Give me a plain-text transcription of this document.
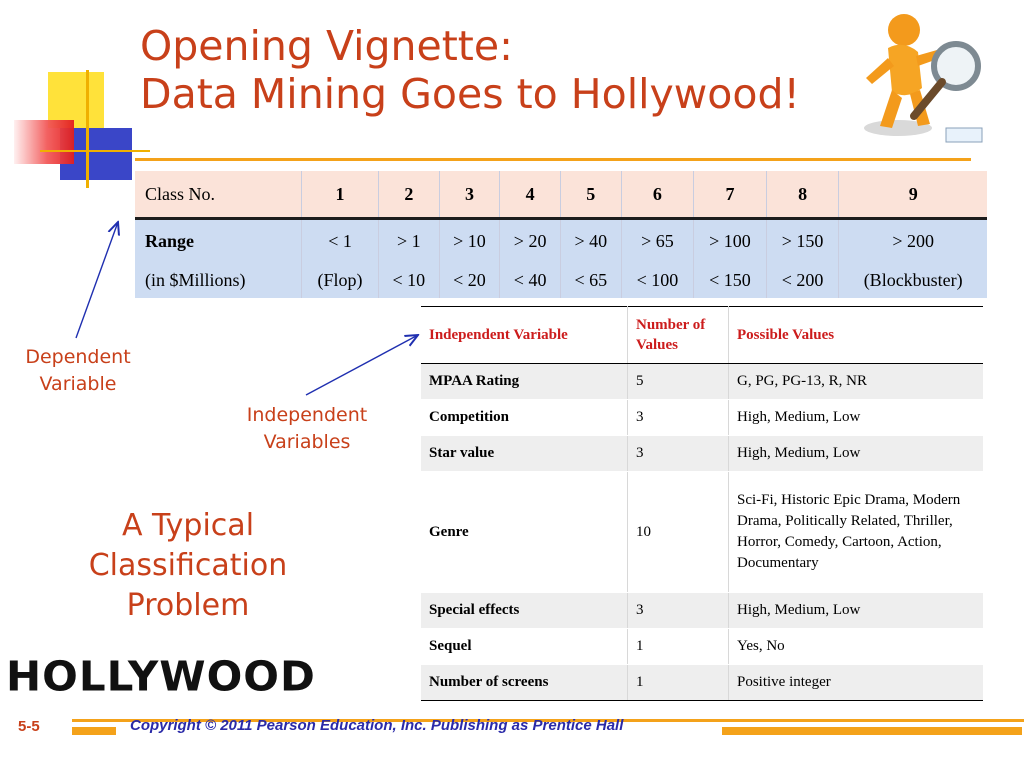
Opening Vignette:
Data Mining Goes to Hollywood!
Class No.	1	2	3	4	5	6	7	8	9
Range	< 1	> 1	> 10	> 20	> 40	> 65	> 100	> 150	> 200
(in $Millions)	(Flop)	< 10	< 20	< 40	< 65	< 100	< 150	< 200	(Blockbuster)
Independent Variable	Number of Values	Possible Values
MPAA Rating	5	G, PG, PG-13, R, NR
Competition	3	High, Medium, Low
Star value	3	High, Medium, Low
Genre	10	Sci-Fi, Historic Epic Drama, Modern Drama, Politically Related, Thriller, Horror, Comedy, Cartoon, Action, Documentary
Special effects	3	High, Medium, Low
Sequel	1	Yes, No
Number of screens	1	Positive integer
Dependent
Variable
Independent
Variables
A Typical
Classification
Problem
HOLLYWOOD
5-5	Copyright © 2011 Pearson Education, Inc. Publishing as Prentice Hall
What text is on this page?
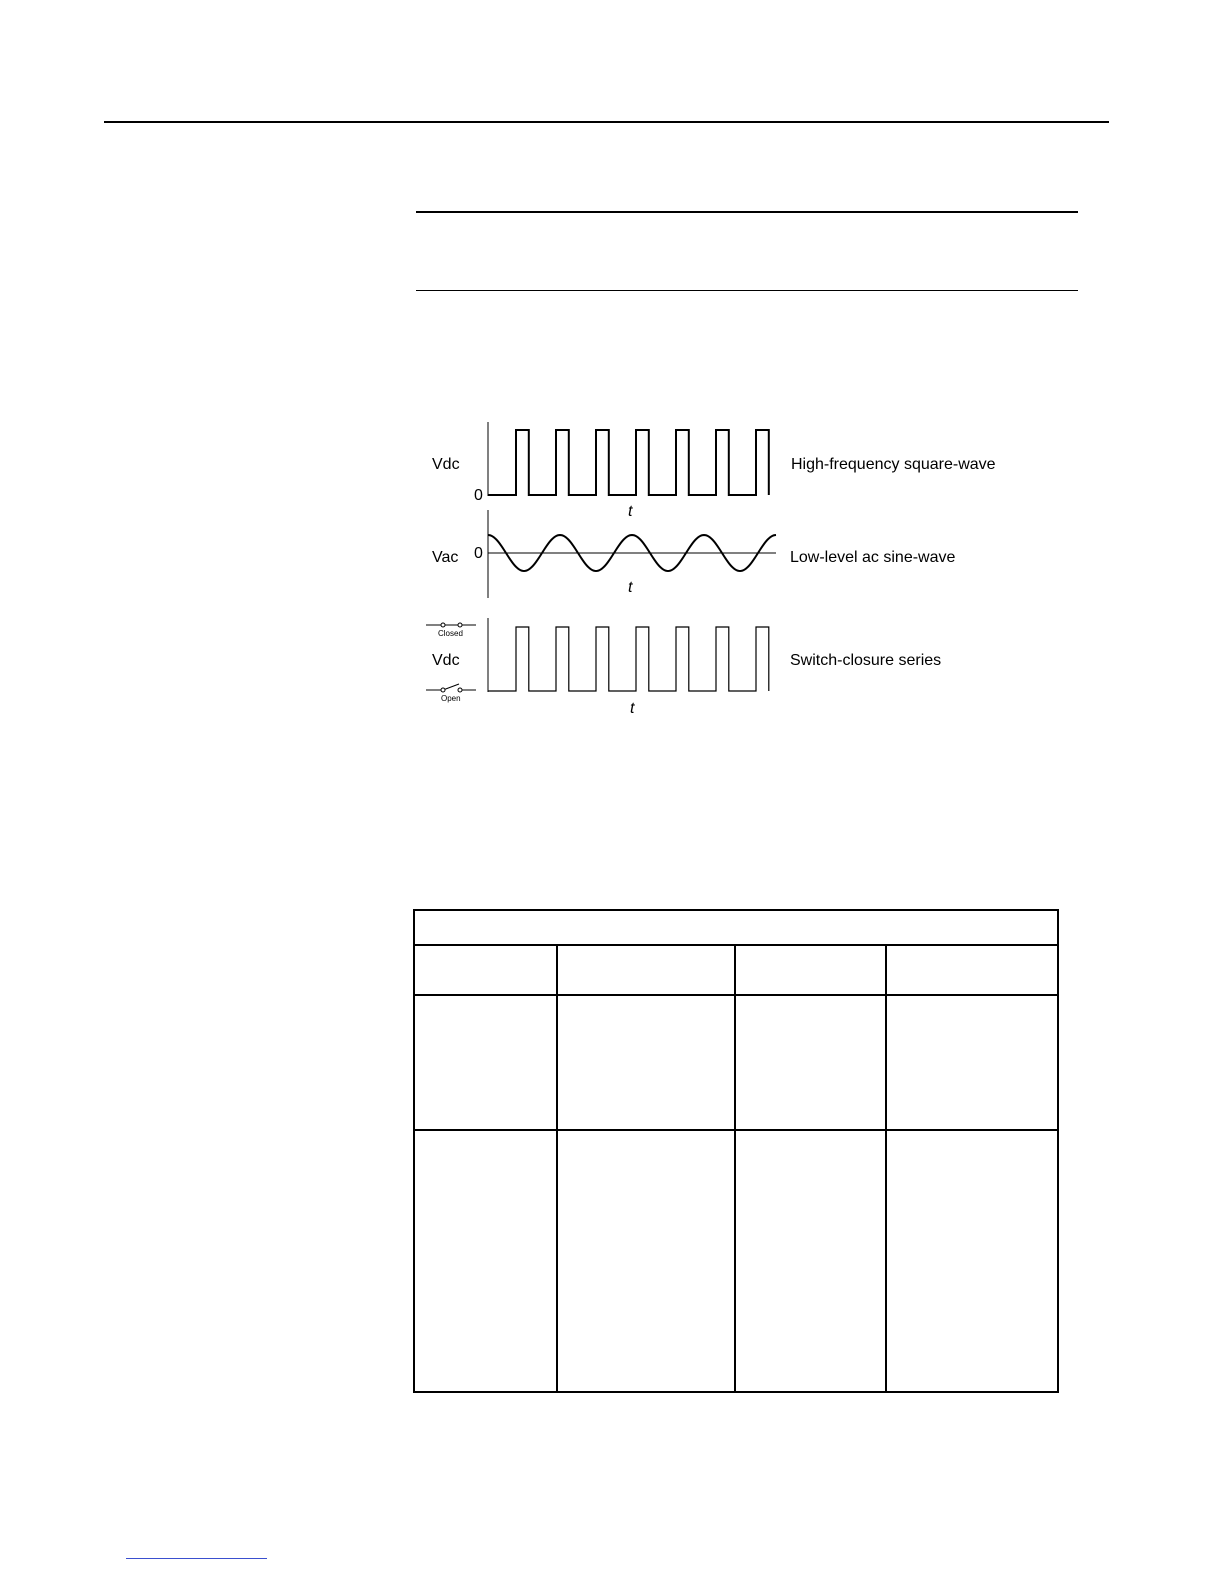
Vdc
0
t
High-frequency square-wave
Vac 0
t
Low-level ac sine-wave
Closed
Open
Vdc
t
Switch-closure series
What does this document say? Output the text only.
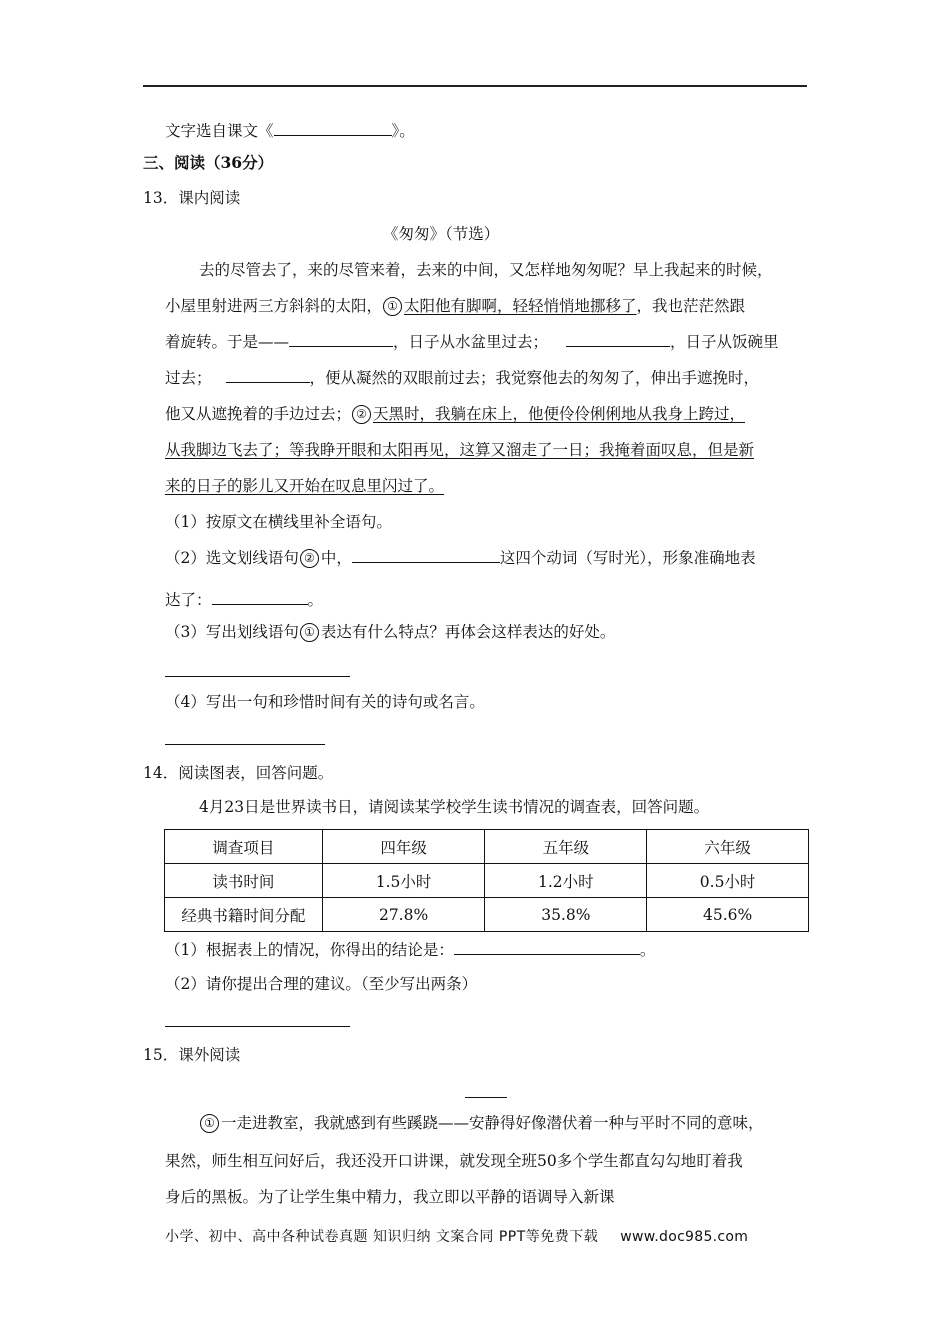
文字选自课文《	》。
三、阅读（36分）
13．课内阅读
《匆匆》（节选）
去的尽管去了，来的尽管来着，去来的中间，又怎样地匆匆呢？早上我起来的时候，
小屋里射进两三方斜斜的太阳， ① 太阳他有脚啊，轻轻悄悄地挪移了，我也茫茫然跟
着旋转。于是——	，日子从水盆里过去；	，日子从饭碗里
过去；	，便从凝然的双眼前过去；我觉察他去的匆匆了，伸出手遮挽时，
他又从遮挽着的手边过去； ② 天黑时，我躺在床上，他便伶伶俐俐地从我身上跨过，
从我脚边飞去了；等我睁开眼和太阳再见，这算又溜走了一日；我掩着面叹息，但是新
来的日子的影儿又开始在叹息里闪过了。
（1）按原文在横线里补全语句。
（2）选文划线语句 ② 中，	这四个动词（写时光），形象准确地表
达了：	。
（3）写出划线语句 ① 表达有什么特点？再体会这样表达的好处。
（4）写出一句和珍惜时间有关的诗句或名言。
14．阅读图表，回答问题。
4月23日是世界读书日，请阅读某学校学生读书情况的调查表，回答问题。
调查项目	四年级	五年级	六年级
读书时间	1.5小时	1.2小时	0.5小时
经典书籍时间分配	27.8%	35.8%	45.6%
（1）根据表上的情况，你得出的结论是：	。
（2）请你提出合理的建议。（至少写出两条）
15．课外阅读
① 一走进教室，我就感到有些蹊跷——安静得好像潜伏着一种与平时不同的意味，
果然，师生相互问好后，我还没开口讲课，就发现全班50多个学生都直勾勾地盯着我
身后的黑板。为了让学生集中精力，我立即以平静的语调导入新课
小学、初中、高中各种试卷真题 知识归纳 文案合同 PPT等免费下载 www.doc985.com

+ + +

# Exercise goal
Give back all entries exactly. No pictures belong in the copy.

# Written solution
Give me a plain-text transcription of this document.
Opening Vignette:
Data Mining Goes to Hollywood!
Class No.	1	2	3	4	5	6	7	8	9
Range	< 1	> 1	> 10	> 20	> 40	> 65	> 100	> 150	> 200
(in $Millions)	(Flop)	< 10	< 20	< 40	< 65	< 100	< 150	< 200	(Blockbuster)
Independent Variable	Number of Values	Possible Values
MPAA Rating	5	G, PG, PG-13, R, NR
Competition	3	High, Medium, Low
Star value	3	High, Medium, Low
Genre	10	Sci-Fi, Historic Epic Drama, Modern Drama, Politically Related, Thriller, Horror, Comedy, Cartoon, Action, Documentary
Special effects	3	High, Medium, Low
Sequel	1	Yes, No
Number of screens	1	Positive integer
Dependent
Variable
Independent
Variables
A Typical
Classification
Problem
HOLLYWOOD
5-5	Copyright © 2011 Pearson Education, Inc. Publishing as Prentice Hall
What text is on this page?
Vdc
0
t
High-frequency square-wave
Vac 0
t
Low-level ac sine-wave
Closed
Open
Vdc
t
Switch-closure series
What does this document say? Output the text only.
文字选自课文《	》。
三、阅读（36分）
13．课内阅读
《匆匆》（节选）
去的尽管去了，来的尽管来着，去来的中间，又怎样地匆匆呢？早上我起来的时候，
小屋里射进两三方斜斜的太阳， ① 太阳他有脚啊，轻轻悄悄地挪移了，我也茫茫然跟
着旋转。于是——	，日子从水盆里过去；	，日子从饭碗里
过去；	，便从凝然的双眼前过去；我觉察他去的匆匆了，伸出手遮挽时，
他又从遮挽着的手边过去； ② 天黑时，我躺在床上，他便伶伶俐俐地从我身上跨过，
从我脚边飞去了；等我睁开眼和太阳再见，这算又溜走了一日；我掩着面叹息，但是新
来的日子的影儿又开始在叹息里闪过了。
（1）按原文在横线里补全语句。
（2）选文划线语句 ② 中，	这四个动词（写时光），形象准确地表
达了：	。
（3）写出划线语句 ① 表达有什么特点？再体会这样表达的好处。
（4）写出一句和珍惜时间有关的诗句或名言。
14．阅读图表，回答问题。
4月23日是世界读书日，请阅读某学校学生读书情况的调查表，回答问题。
调查项目	四年级	五年级	六年级
读书时间	1.5小时	1.2小时	0.5小时
经典书籍时间分配	27.8%	35.8%	45.6%
（1）根据表上的情况，你得出的结论是：	。
（2）请你提出合理的建议。（至少写出两条）
15．课外阅读
① 一走进教室，我就感到有些蹊跷——安静得好像潜伏着一种与平时不同的意味，
果然，师生相互问好后，我还没开口讲课，就发现全班50多个学生都直勾勾地盯着我
身后的黑板。为了让学生集中精力，我立即以平静的语调导入新课
小学、初中、高中各种试卷真题 知识归纳 文案合同 PPT等免费下载 www.doc985.com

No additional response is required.